## WHAT YOU NEED TO DO
Write out each line in which the string "高山流水" is present.
+--
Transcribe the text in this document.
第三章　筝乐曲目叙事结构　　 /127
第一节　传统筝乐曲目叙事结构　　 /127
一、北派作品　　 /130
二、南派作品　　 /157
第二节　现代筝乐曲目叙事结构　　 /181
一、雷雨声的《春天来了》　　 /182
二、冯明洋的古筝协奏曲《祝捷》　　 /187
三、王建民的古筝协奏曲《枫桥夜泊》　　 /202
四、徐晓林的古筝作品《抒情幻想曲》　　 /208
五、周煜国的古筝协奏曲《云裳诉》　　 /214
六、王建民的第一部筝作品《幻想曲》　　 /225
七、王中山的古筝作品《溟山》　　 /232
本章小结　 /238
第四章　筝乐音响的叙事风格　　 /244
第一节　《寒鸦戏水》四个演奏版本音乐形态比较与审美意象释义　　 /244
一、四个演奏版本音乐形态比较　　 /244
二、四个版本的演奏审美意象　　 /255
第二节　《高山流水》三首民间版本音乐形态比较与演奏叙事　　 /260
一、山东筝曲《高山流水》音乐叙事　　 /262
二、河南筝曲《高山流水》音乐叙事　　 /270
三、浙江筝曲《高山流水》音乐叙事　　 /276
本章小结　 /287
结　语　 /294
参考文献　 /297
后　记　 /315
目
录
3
+--
## EXPECTED ANSWER
第二节　《高山流水》三首民间版本音乐形态比较与演奏叙事　　 /260
一、山东筝曲《高山流水》音乐叙事　　 /262
二、河南筝曲《高山流水》音乐叙事　　 /270
三、浙江筝曲《高山流水》音乐叙事　　 /276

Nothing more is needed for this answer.